• Your task:
Every line of the material is to be repeated exactly as it stands.

* start Data shown *

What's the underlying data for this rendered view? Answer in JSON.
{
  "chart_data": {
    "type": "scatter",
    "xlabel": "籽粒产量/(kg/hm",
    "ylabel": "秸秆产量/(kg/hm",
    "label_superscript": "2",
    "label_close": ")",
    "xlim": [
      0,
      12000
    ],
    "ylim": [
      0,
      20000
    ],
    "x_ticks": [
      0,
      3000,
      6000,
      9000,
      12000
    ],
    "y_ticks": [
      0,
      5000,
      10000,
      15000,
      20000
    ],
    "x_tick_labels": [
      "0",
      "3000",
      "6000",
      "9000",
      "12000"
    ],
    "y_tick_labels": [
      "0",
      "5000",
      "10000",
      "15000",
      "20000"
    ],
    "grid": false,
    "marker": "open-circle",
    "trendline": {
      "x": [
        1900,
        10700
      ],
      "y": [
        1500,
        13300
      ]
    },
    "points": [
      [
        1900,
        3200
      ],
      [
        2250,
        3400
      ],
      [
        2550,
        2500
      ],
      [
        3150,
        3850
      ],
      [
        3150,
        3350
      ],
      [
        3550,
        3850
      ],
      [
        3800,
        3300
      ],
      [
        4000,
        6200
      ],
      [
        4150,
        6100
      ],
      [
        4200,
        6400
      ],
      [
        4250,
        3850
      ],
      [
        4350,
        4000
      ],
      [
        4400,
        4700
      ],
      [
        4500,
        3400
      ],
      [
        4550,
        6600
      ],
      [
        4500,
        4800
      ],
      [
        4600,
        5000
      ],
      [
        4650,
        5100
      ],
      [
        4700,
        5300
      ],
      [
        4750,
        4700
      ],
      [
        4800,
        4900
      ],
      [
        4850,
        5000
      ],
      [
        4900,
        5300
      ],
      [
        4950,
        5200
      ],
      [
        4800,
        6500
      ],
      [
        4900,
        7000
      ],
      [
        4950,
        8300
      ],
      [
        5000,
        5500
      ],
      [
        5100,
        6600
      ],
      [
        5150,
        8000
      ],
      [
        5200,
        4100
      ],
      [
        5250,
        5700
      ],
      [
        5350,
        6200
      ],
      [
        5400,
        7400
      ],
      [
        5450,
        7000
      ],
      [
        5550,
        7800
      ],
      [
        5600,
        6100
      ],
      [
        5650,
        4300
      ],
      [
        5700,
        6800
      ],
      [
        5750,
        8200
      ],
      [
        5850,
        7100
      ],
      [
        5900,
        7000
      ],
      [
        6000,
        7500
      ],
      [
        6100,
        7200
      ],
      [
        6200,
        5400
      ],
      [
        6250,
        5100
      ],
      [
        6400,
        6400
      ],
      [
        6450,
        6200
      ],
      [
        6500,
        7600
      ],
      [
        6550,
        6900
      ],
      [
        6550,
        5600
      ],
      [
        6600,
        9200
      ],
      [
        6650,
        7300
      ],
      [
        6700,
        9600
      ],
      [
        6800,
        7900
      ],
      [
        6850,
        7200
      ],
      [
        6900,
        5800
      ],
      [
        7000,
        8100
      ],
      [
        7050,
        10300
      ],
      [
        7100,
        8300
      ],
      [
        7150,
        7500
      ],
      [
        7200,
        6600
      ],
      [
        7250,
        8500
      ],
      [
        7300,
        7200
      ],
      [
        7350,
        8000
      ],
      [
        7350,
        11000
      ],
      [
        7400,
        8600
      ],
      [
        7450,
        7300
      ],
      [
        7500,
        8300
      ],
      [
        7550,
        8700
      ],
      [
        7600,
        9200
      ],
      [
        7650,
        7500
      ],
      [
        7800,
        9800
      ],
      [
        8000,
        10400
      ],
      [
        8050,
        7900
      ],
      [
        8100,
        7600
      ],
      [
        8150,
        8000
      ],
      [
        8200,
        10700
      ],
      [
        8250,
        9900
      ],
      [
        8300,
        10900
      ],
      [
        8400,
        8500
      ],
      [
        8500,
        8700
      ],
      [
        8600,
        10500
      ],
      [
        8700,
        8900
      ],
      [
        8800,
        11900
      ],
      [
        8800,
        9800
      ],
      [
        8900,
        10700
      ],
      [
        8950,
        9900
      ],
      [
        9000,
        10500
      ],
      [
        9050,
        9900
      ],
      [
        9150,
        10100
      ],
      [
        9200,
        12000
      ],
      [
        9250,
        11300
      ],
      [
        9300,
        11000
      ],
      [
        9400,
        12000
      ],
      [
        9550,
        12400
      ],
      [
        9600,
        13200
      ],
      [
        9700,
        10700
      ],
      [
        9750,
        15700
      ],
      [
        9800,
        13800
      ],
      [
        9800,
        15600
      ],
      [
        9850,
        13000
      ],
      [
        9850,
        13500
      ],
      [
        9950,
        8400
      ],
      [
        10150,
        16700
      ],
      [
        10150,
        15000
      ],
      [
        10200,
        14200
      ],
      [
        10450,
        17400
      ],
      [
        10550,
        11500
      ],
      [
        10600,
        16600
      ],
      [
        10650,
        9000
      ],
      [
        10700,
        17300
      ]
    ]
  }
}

* end Data shown *

• Problem solution:
What's the underlying data for this rendered view? Answer in JSON.
{
  "chart_data": {
    "type": "scatter",
    "xlabel": "籽粒产量/(kg/hm",
    "ylabel": "秸秆产量/(kg/hm",
    "label_superscript": "2",
    "label_close": ")",
    "xlim": [
      0,
      12000
    ],
    "ylim": [
      0,
      20000
    ],
    "x_ticks": [
      0,
      3000,
      6000,
      9000,
      12000
    ],
    "y_ticks": [
      0,
      5000,
      10000,
      15000,
      20000
    ],
    "x_tick_labels": [
      "0",
      "3000",
      "6000",
      "9000",
      "12000"
    ],
    "y_tick_labels": [
      "0",
      "5000",
      "10000",
      "15000",
      "20000"
    ],
    "grid": false,
    "marker": "open-circle",
    "trendline": {
      "x": [
        1900,
        10700
      ],
      "y": [
        1500,
        13300
      ]
    },
    "points": [
      [
        1900,
        3200
      ],
      [
        2250,
        3400
      ],
      [
        2550,
        2500
      ],
      [
        3150,
        3850
      ],
      [
        3150,
        3350
      ],
      [
        3550,
        3850
      ],
      [
        3800,
        3300
      ],
      [
        4000,
        6200
      ],
      [
        4150,
        6100
      ],
      [
        4200,
        6400
      ],
      [
        4250,
        3850
      ],
      [
        4350,
        4000
      ],
      [
        4400,
        4700
      ],
      [
        4500,
        3400
      ],
      [
        4550,
        6600
      ],
      [
        4500,
        4800
      ],
      [
        4600,
        5000
      ],
      [
        4650,
        5100
      ],
      [
        4700,
        5300
      ],
      [
        4750,
        4700
      ],
      [
        4800,
        4900
      ],
      [
        4850,
        5000
      ],
      [
        4900,
        5300
      ],
      [
        4950,
        5200
      ],
      [
        4800,
        6500
      ],
      [
        4900,
        7000
      ],
      [
        4950,
        8300
      ],
      [
        5000,
        5500
      ],
      [
        5100,
        6600
      ],
      [
        5150,
        8000
      ],
      [
        5200,
        4100
      ],
      [
        5250,
        5700
      ],
      [
        5350,
        6200
      ],
      [
        5400,
        7400
      ],
      [
        5450,
        7000
      ],
      [
        5550,
        7800
      ],
      [
        5600,
        6100
      ],
      [
        5650,
        4300
      ],
      [
        5700,
        6800
      ],
      [
        5750,
        8200
      ],
      [
        5850,
        7100
      ],
      [
        5900,
        7000
      ],
      [
        6000,
        7500
      ],
      [
        6100,
        7200
      ],
      [
        6200,
        5400
      ],
      [
        6250,
        5100
      ],
      [
        6400,
        6400
      ],
      [
        6450,
        6200
      ],
      [
        6500,
        7600
      ],
      [
        6550,
        6900
      ],
      [
        6550,
        5600
      ],
      [
        6600,
        9200
      ],
      [
        6650,
        7300
      ],
      [
        6700,
        9600
      ],
      [
        6800,
        7900
      ],
      [
        6850,
        7200
      ],
      [
        6900,
        5800
      ],
      [
        7000,
        8100
      ],
      [
        7050,
        10300
      ],
      [
        7100,
        8300
      ],
      [
        7150,
        7500
      ],
      [
        7200,
        6600
      ],
      [
        7250,
        8500
      ],
      [
        7300,
        7200
      ],
      [
        7350,
        8000
      ],
      [
        7350,
        11000
      ],
      [
        7400,
        8600
      ],
      [
        7450,
        7300
      ],
      [
        7500,
        8300
      ],
      [
        7550,
        8700
      ],
      [
        7600,
        9200
      ],
      [
        7650,
        7500
      ],
      [
        7800,
        9800
      ],
      [
        8000,
        10400
      ],
      [
        8050,
        7900
      ],
      [
        8100,
        7600
      ],
      [
        8150,
        8000
      ],
      [
        8200,
        10700
      ],
      [
        8250,
        9900
      ],
      [
        8300,
        10900
      ],
      [
        8400,
        8500
      ],
      [
        8500,
        8700
      ],
      [
        8600,
        10500
      ],
      [
        8700,
        8900
      ],
      [
        8800,
        11900
      ],
      [
        8800,
        9800
      ],
      [
        8900,
        10700
      ],
      [
        8950,
        9900
      ],
      [
        9000,
        10500
      ],
      [
        9050,
        9900
      ],
      [
        9150,
        10100
      ],
      [
        9200,
        12000
      ],
      [
        9250,
        11300
      ],
      [
        9300,
        11000
      ],
      [
        9400,
        12000
      ],
      [
        9550,
        12400
      ],
      [
        9600,
        13200
      ],
      [
        9700,
        10700
      ],
      [
        9750,
        15700
      ],
      [
        9800,
        13800
      ],
      [
        9800,
        15600
      ],
      [
        9850,
        13000
      ],
      [
        9850,
        13500
      ],
      [
        9950,
        8400
      ],
      [
        10150,
        16700
      ],
      [
        10150,
        15000
      ],
      [
        10200,
        14200
      ],
      [
        10450,
        17400
      ],
      [
        10550,
        11500
      ],
      [
        10600,
        16600
      ],
      [
        10650,
        9000
      ],
      [
        10700,
        17300
      ]
    ]
  }
}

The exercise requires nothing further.